--- Dataset excerpts ---
■ ■ ■ ■ ■

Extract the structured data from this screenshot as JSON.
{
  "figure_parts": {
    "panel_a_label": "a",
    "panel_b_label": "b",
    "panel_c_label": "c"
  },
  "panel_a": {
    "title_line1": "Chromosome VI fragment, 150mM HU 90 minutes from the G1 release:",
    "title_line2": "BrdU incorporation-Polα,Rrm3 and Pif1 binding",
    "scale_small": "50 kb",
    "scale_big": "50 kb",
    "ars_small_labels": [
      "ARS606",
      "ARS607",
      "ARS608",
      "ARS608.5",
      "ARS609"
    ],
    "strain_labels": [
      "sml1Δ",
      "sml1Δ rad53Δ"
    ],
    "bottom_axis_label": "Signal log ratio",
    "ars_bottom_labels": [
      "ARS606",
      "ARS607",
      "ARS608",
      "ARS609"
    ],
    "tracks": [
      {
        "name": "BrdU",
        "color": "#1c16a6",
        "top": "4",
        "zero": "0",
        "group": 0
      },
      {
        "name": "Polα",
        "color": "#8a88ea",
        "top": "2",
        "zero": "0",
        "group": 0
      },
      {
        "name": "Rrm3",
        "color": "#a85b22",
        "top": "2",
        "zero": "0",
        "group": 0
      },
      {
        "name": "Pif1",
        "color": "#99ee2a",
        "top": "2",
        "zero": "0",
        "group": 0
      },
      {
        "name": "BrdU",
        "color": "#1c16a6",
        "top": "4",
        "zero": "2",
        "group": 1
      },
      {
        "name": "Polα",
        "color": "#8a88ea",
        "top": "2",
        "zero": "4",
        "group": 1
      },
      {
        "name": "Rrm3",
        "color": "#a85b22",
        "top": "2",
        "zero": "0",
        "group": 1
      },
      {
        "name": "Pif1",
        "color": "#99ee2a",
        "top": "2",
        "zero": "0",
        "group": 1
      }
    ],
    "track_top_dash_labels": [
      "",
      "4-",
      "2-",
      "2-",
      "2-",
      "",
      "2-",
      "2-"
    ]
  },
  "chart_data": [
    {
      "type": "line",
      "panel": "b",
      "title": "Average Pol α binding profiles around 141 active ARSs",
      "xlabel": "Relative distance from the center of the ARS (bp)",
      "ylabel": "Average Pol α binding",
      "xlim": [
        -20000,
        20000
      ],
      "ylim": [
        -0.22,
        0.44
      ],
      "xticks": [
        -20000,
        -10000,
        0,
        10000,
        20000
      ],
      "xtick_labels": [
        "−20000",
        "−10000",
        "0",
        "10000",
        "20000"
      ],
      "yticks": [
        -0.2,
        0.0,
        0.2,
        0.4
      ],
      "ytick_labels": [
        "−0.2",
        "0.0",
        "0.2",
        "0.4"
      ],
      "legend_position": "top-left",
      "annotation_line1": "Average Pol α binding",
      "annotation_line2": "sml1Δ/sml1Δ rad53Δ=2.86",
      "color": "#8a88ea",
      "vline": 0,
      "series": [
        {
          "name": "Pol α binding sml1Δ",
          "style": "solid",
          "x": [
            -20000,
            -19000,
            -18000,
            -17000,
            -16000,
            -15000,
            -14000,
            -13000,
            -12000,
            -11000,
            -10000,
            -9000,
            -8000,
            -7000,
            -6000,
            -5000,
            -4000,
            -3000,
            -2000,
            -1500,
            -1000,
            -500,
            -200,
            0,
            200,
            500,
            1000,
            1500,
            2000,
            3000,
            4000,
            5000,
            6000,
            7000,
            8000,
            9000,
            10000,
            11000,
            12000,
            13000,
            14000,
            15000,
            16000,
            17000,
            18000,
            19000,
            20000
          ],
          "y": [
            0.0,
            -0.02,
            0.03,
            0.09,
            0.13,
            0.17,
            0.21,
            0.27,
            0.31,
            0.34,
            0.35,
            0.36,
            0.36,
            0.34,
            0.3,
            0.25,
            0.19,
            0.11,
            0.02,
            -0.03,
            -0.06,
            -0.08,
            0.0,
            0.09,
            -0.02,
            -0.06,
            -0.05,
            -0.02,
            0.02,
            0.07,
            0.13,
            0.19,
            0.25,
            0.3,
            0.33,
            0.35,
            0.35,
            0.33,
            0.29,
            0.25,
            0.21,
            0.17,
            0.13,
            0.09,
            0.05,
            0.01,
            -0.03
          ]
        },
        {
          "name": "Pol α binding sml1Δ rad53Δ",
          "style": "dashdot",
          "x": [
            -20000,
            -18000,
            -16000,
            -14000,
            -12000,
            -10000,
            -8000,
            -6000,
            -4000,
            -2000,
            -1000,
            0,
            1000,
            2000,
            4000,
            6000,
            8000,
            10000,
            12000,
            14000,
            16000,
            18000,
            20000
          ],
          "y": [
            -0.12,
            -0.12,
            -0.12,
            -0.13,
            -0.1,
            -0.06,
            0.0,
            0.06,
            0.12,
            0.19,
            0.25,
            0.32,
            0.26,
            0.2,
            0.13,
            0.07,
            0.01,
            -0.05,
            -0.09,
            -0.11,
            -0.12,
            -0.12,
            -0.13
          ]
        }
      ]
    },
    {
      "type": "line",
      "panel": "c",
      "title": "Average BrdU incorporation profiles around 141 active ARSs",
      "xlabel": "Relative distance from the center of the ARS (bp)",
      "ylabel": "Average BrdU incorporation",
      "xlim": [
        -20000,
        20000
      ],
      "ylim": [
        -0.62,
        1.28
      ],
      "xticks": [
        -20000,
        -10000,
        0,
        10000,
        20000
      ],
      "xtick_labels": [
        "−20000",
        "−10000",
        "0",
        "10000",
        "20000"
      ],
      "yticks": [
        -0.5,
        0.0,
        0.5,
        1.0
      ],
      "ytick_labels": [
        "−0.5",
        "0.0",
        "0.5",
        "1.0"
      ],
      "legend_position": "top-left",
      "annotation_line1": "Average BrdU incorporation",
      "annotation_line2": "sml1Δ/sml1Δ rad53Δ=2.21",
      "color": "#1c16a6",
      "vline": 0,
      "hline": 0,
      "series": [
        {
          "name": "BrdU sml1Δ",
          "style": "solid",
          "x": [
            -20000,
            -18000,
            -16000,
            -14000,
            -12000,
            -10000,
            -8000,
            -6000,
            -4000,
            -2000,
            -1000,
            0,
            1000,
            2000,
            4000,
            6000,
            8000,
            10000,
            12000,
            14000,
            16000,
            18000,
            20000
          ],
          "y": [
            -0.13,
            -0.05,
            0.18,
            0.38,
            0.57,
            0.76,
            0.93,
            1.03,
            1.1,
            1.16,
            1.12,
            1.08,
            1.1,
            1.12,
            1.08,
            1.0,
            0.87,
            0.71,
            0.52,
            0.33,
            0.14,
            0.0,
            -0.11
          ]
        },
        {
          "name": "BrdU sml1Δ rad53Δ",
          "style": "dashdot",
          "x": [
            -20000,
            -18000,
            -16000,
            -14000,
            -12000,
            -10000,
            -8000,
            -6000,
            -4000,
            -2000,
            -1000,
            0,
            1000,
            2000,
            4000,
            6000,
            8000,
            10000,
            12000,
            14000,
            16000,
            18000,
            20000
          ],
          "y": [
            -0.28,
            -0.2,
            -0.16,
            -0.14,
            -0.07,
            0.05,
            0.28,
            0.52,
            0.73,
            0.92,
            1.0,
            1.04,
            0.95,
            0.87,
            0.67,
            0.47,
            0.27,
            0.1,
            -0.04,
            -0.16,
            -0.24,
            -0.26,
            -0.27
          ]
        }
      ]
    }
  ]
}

■ ■ ■ ■ ■

--- What you need to do ---
Retype all the records, matching them exactly.

--- Response ---
Extract the structured data from this screenshot as JSON.
{
  "figure_parts": {
    "panel_a_label": "a",
    "panel_b_label": "b",
    "panel_c_label": "c"
  },
  "panel_a": {
    "title_line1": "Chromosome VI fragment, 150mM HU 90 minutes from the G1 release:",
    "title_line2": "BrdU incorporation-Polα,Rrm3 and Pif1 binding",
    "scale_small": "50 kb",
    "scale_big": "50 kb",
    "ars_small_labels": [
      "ARS606",
      "ARS607",
      "ARS608",
      "ARS608.5",
      "ARS609"
    ],
    "strain_labels": [
      "sml1Δ",
      "sml1Δ rad53Δ"
    ],
    "bottom_axis_label": "Signal log ratio",
    "ars_bottom_labels": [
      "ARS606",
      "ARS607",
      "ARS608",
      "ARS609"
    ],
    "tracks": [
      {
        "name": "BrdU",
        "color": "#1c16a6",
        "top": "4",
        "zero": "0",
        "group": 0
      },
      {
        "name": "Polα",
        "color": "#8a88ea",
        "top": "2",
        "zero": "0",
        "group": 0
      },
      {
        "name": "Rrm3",
        "color": "#a85b22",
        "top": "2",
        "zero": "0",
        "group": 0
      },
      {
        "name": "Pif1",
        "color": "#99ee2a",
        "top": "2",
        "zero": "0",
        "group": 0
      },
      {
        "name": "BrdU",
        "color": "#1c16a6",
        "top": "4",
        "zero": "2",
        "group": 1
      },
      {
        "name": "Polα",
        "color": "#8a88ea",
        "top": "2",
        "zero": "4",
        "group": 1
      },
      {
        "name": "Rrm3",
        "color": "#a85b22",
        "top": "2",
        "zero": "0",
        "group": 1
      },
      {
        "name": "Pif1",
        "color": "#99ee2a",
        "top": "2",
        "zero": "0",
        "group": 1
      }
    ],
    "track_top_dash_labels": [
      "",
      "4-",
      "2-",
      "2-",
      "2-",
      "",
      "2-",
      "2-"
    ]
  },
  "chart_data": [
    {
      "type": "line",
      "panel": "b",
      "title": "Average Pol α binding profiles around 141 active ARSs",
      "xlabel": "Relative distance from the center of the ARS (bp)",
      "ylabel": "Average Pol α binding",
      "xlim": [
        -20000,
        20000
      ],
      "ylim": [
        -0.22,
        0.44
      ],
      "xticks": [
        -20000,
        -10000,
        0,
        10000,
        20000
      ],
      "xtick_labels": [
        "−20000",
        "−10000",
        "0",
        "10000",
        "20000"
      ],
      "yticks": [
        -0.2,
        0.0,
        0.2,
        0.4
      ],
      "ytick_labels": [
        "−0.2",
        "0.0",
        "0.2",
        "0.4"
      ],
      "legend_position": "top-left",
      "annotation_line1": "Average Pol α binding",
      "annotation_line2": "sml1Δ/sml1Δ rad53Δ=2.86",
      "color": "#8a88ea",
      "vline": 0,
      "series": [
        {
          "name": "Pol α binding sml1Δ",
          "style": "solid",
          "x": [
            -20000,
            -19000,
            -18000,
            -17000,
            -16000,
            -15000,
            -14000,
            -13000,
            -12000,
            -11000,
            -10000,
            -9000,
            -8000,
            -7000,
            -6000,
            -5000,
            -4000,
            -3000,
            -2000,
            -1500,
            -1000,
            -500,
            -200,
            0,
            200,
            500,
            1000,
            1500,
            2000,
            3000,
            4000,
            5000,
            6000,
            7000,
            8000,
            9000,
            10000,
            11000,
            12000,
            13000,
            14000,
            15000,
            16000,
            17000,
            18000,
            19000,
            20000
          ],
          "y": [
            0.0,
            -0.02,
            0.03,
            0.09,
            0.13,
            0.17,
            0.21,
            0.27,
            0.31,
            0.34,
            0.35,
            0.36,
            0.36,
            0.34,
            0.3,
            0.25,
            0.19,
            0.11,
            0.02,
            -0.03,
            -0.06,
            -0.08,
            0.0,
            0.09,
            -0.02,
            -0.06,
            -0.05,
            -0.02,
            0.02,
            0.07,
            0.13,
            0.19,
            0.25,
            0.3,
            0.33,
            0.35,
            0.35,
            0.33,
            0.29,
            0.25,
            0.21,
            0.17,
            0.13,
            0.09,
            0.05,
            0.01,
            -0.03
          ]
        },
        {
          "name": "Pol α binding sml1Δ rad53Δ",
          "style": "dashdot",
          "x": [
            -20000,
            -18000,
            -16000,
            -14000,
            -12000,
            -10000,
            -8000,
            -6000,
            -4000,
            -2000,
            -1000,
            0,
            1000,
            2000,
            4000,
            6000,
            8000,
            10000,
            12000,
            14000,
            16000,
            18000,
            20000
          ],
          "y": [
            -0.12,
            -0.12,
            -0.12,
            -0.13,
            -0.1,
            -0.06,
            0.0,
            0.06,
            0.12,
            0.19,
            0.25,
            0.32,
            0.26,
            0.2,
            0.13,
            0.07,
            0.01,
            -0.05,
            -0.09,
            -0.11,
            -0.12,
            -0.12,
            -0.13
          ]
        }
      ]
    },
    {
      "type": "line",
      "panel": "c",
      "title": "Average BrdU incorporation profiles around 141 active ARSs",
      "xlabel": "Relative distance from the center of the ARS (bp)",
      "ylabel": "Average BrdU incorporation",
      "xlim": [
        -20000,
        20000
      ],
      "ylim": [
        -0.62,
        1.28
      ],
      "xticks": [
        -20000,
        -10000,
        0,
        10000,
        20000
      ],
      "xtick_labels": [
        "−20000",
        "−10000",
        "0",
        "10000",
        "20000"
      ],
      "yticks": [
        -0.5,
        0.0,
        0.5,
        1.0
      ],
      "ytick_labels": [
        "−0.5",
        "0.0",
        "0.5",
        "1.0"
      ],
      "legend_position": "top-left",
      "annotation_line1": "Average BrdU incorporation",
      "annotation_line2": "sml1Δ/sml1Δ rad53Δ=2.21",
      "color": "#1c16a6",
      "vline": 0,
      "hline": 0,
      "series": [
        {
          "name": "BrdU sml1Δ",
          "style": "solid",
          "x": [
            -20000,
            -18000,
            -16000,
            -14000,
            -12000,
            -10000,
            -8000,
            -6000,
            -4000,
            -2000,
            -1000,
            0,
            1000,
            2000,
            4000,
            6000,
            8000,
            10000,
            12000,
            14000,
            16000,
            18000,
            20000
          ],
          "y": [
            -0.13,
            -0.05,
            0.18,
            0.38,
            0.57,
            0.76,
            0.93,
            1.03,
            1.1,
            1.16,
            1.12,
            1.08,
            1.1,
            1.12,
            1.08,
            1.0,
            0.87,
            0.71,
            0.52,
            0.33,
            0.14,
            0.0,
            -0.11
          ]
        },
        {
          "name": "BrdU sml1Δ rad53Δ",
          "style": "dashdot",
          "x": [
            -20000,
            -18000,
            -16000,
            -14000,
            -12000,
            -10000,
            -8000,
            -6000,
            -4000,
            -2000,
            -1000,
            0,
            1000,
            2000,
            4000,
            6000,
            8000,
            10000,
            12000,
            14000,
            16000,
            18000,
            20000
          ],
          "y": [
            -0.28,
            -0.2,
            -0.16,
            -0.14,
            -0.07,
            0.05,
            0.28,
            0.52,
            0.73,
            0.92,
            1.0,
            1.04,
            0.95,
            0.87,
            0.67,
            0.47,
            0.27,
            0.1,
            -0.04,
            -0.16,
            -0.24,
            -0.26,
            -0.27
          ]
        }
      ]
    }
  ]
}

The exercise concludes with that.